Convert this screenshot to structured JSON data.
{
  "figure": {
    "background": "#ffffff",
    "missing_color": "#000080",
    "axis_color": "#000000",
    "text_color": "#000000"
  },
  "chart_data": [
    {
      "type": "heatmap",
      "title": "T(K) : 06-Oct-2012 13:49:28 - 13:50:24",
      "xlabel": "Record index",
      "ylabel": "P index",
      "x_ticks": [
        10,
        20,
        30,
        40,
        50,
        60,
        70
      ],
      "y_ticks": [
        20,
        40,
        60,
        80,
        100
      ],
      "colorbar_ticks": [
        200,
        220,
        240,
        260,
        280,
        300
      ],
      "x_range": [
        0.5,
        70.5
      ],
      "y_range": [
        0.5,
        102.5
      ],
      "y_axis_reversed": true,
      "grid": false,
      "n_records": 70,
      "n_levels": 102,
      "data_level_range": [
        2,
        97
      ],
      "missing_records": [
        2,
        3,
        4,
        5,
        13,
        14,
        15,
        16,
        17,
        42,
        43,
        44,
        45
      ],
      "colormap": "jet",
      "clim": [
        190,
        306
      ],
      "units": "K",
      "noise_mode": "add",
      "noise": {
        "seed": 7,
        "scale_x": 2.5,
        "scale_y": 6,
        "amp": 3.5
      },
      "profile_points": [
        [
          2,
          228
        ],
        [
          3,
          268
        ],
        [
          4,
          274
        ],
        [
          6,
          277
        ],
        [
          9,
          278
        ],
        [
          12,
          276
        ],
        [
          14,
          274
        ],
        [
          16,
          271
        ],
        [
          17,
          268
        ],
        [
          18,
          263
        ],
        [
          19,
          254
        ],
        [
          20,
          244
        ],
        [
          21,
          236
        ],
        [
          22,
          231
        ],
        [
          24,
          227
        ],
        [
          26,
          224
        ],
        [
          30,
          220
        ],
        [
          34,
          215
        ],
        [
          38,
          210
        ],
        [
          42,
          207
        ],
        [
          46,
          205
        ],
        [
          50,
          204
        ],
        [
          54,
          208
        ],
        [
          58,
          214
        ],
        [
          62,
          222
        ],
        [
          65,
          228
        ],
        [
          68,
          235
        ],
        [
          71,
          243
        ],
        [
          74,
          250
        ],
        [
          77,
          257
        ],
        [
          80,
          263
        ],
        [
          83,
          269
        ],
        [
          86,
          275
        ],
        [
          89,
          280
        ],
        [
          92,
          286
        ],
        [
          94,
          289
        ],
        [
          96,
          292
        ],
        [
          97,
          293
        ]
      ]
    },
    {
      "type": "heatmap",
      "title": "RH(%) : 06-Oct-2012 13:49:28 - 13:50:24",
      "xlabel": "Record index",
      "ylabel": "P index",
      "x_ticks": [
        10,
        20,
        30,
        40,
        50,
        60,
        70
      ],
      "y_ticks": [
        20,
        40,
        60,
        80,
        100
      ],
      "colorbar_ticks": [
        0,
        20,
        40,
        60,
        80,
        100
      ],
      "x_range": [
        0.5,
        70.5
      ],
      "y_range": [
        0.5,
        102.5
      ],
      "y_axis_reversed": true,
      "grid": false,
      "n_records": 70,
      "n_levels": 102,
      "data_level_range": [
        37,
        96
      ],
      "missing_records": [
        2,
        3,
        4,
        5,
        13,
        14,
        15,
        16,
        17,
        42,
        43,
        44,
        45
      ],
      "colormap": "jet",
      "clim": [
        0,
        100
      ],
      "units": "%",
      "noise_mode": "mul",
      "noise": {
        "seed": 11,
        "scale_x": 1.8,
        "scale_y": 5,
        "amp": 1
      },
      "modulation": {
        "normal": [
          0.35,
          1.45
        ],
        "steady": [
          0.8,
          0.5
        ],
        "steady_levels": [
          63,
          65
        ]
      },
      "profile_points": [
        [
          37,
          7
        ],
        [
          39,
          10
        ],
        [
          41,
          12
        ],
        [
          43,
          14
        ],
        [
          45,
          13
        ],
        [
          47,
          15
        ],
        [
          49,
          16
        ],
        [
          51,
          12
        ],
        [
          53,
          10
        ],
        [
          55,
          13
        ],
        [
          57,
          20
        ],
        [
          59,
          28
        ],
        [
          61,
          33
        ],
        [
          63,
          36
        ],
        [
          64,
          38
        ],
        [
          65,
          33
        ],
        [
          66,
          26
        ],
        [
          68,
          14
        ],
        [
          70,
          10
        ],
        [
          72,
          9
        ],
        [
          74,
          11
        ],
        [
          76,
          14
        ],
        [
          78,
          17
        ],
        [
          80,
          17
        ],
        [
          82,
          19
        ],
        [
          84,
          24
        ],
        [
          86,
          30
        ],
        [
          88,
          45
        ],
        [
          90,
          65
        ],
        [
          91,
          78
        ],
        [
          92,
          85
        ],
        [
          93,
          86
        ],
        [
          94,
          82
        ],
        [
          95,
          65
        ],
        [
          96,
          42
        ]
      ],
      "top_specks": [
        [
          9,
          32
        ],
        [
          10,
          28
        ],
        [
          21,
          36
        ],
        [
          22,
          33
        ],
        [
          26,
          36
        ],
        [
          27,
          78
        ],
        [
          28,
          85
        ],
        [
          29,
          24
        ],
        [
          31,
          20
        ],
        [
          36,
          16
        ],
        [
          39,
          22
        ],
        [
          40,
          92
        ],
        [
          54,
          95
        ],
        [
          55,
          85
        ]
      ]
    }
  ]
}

▶ YOUR GOAL
Emit the records above again, exactly, with no line skipped.

▶ RIGHT ANSWER
Convert this screenshot to structured JSON data.
{
  "figure": {
    "background": "#ffffff",
    "missing_color": "#000080",
    "axis_color": "#000000",
    "text_color": "#000000"
  },
  "chart_data": [
    {
      "type": "heatmap",
      "title": "T(K) : 06-Oct-2012 13:49:28 - 13:50:24",
      "xlabel": "Record index",
      "ylabel": "P index",
      "x_ticks": [
        10,
        20,
        30,
        40,
        50,
        60,
        70
      ],
      "y_ticks": [
        20,
        40,
        60,
        80,
        100
      ],
      "colorbar_ticks": [
        200,
        220,
        240,
        260,
        280,
        300
      ],
      "x_range": [
        0.5,
        70.5
      ],
      "y_range": [
        0.5,
        102.5
      ],
      "y_axis_reversed": true,
      "grid": false,
      "n_records": 70,
      "n_levels": 102,
      "data_level_range": [
        2,
        97
      ],
      "missing_records": [
        2,
        3,
        4,
        5,
        13,
        14,
        15,
        16,
        17,
        42,
        43,
        44,
        45
      ],
      "colormap": "jet",
      "clim": [
        190,
        306
      ],
      "units": "K",
      "noise_mode": "add",
      "noise": {
        "seed": 7,
        "scale_x": 2.5,
        "scale_y": 6,
        "amp": 3.5
      },
      "profile_points": [
        [
          2,
          228
        ],
        [
          3,
          268
        ],
        [
          4,
          274
        ],
        [
          6,
          277
        ],
        [
          9,
          278
        ],
        [
          12,
          276
        ],
        [
          14,
          274
        ],
        [
          16,
          271
        ],
        [
          17,
          268
        ],
        [
          18,
          263
        ],
        [
          19,
          254
        ],
        [
          20,
          244
        ],
        [
          21,
          236
        ],
        [
          22,
          231
        ],
        [
          24,
          227
        ],
        [
          26,
          224
        ],
        [
          30,
          220
        ],
        [
          34,
          215
        ],
        [
          38,
          210
        ],
        [
          42,
          207
        ],
        [
          46,
          205
        ],
        [
          50,
          204
        ],
        [
          54,
          208
        ],
        [
          58,
          214
        ],
        [
          62,
          222
        ],
        [
          65,
          228
        ],
        [
          68,
          235
        ],
        [
          71,
          243
        ],
        [
          74,
          250
        ],
        [
          77,
          257
        ],
        [
          80,
          263
        ],
        [
          83,
          269
        ],
        [
          86,
          275
        ],
        [
          89,
          280
        ],
        [
          92,
          286
        ],
        [
          94,
          289
        ],
        [
          96,
          292
        ],
        [
          97,
          293
        ]
      ]
    },
    {
      "type": "heatmap",
      "title": "RH(%) : 06-Oct-2012 13:49:28 - 13:50:24",
      "xlabel": "Record index",
      "ylabel": "P index",
      "x_ticks": [
        10,
        20,
        30,
        40,
        50,
        60,
        70
      ],
      "y_ticks": [
        20,
        40,
        60,
        80,
        100
      ],
      "colorbar_ticks": [
        0,
        20,
        40,
        60,
        80,
        100
      ],
      "x_range": [
        0.5,
        70.5
      ],
      "y_range": [
        0.5,
        102.5
      ],
      "y_axis_reversed": true,
      "grid": false,
      "n_records": 70,
      "n_levels": 102,
      "data_level_range": [
        37,
        96
      ],
      "missing_records": [
        2,
        3,
        4,
        5,
        13,
        14,
        15,
        16,
        17,
        42,
        43,
        44,
        45
      ],
      "colormap": "jet",
      "clim": [
        0,
        100
      ],
      "units": "%",
      "noise_mode": "mul",
      "noise": {
        "seed": 11,
        "scale_x": 1.8,
        "scale_y": 5,
        "amp": 1
      },
      "modulation": {
        "normal": [
          0.35,
          1.45
        ],
        "steady": [
          0.8,
          0.5
        ],
        "steady_levels": [
          63,
          65
        ]
      },
      "profile_points": [
        [
          37,
          7
        ],
        [
          39,
          10
        ],
        [
          41,
          12
        ],
        [
          43,
          14
        ],
        [
          45,
          13
        ],
        [
          47,
          15
        ],
        [
          49,
          16
        ],
        [
          51,
          12
        ],
        [
          53,
          10
        ],
        [
          55,
          13
        ],
        [
          57,
          20
        ],
        [
          59,
          28
        ],
        [
          61,
          33
        ],
        [
          63,
          36
        ],
        [
          64,
          38
        ],
        [
          65,
          33
        ],
        [
          66,
          26
        ],
        [
          68,
          14
        ],
        [
          70,
          10
        ],
        [
          72,
          9
        ],
        [
          74,
          11
        ],
        [
          76,
          14
        ],
        [
          78,
          17
        ],
        [
          80,
          17
        ],
        [
          82,
          19
        ],
        [
          84,
          24
        ],
        [
          86,
          30
        ],
        [
          88,
          45
        ],
        [
          90,
          65
        ],
        [
          91,
          78
        ],
        [
          92,
          85
        ],
        [
          93,
          86
        ],
        [
          94,
          82
        ],
        [
          95,
          65
        ],
        [
          96,
          42
        ]
      ],
      "top_specks": [
        [
          9,
          32
        ],
        [
          10,
          28
        ],
        [
          21,
          36
        ],
        [
          22,
          33
        ],
        [
          26,
          36
        ],
        [
          27,
          78
        ],
        [
          28,
          85
        ],
        [
          29,
          24
        ],
        [
          31,
          20
        ],
        [
          36,
          16
        ],
        [
          39,
          22
        ],
        [
          40,
          92
        ],
        [
          54,
          95
        ],
        [
          55,
          85
        ]
      ]
    }
  ]
}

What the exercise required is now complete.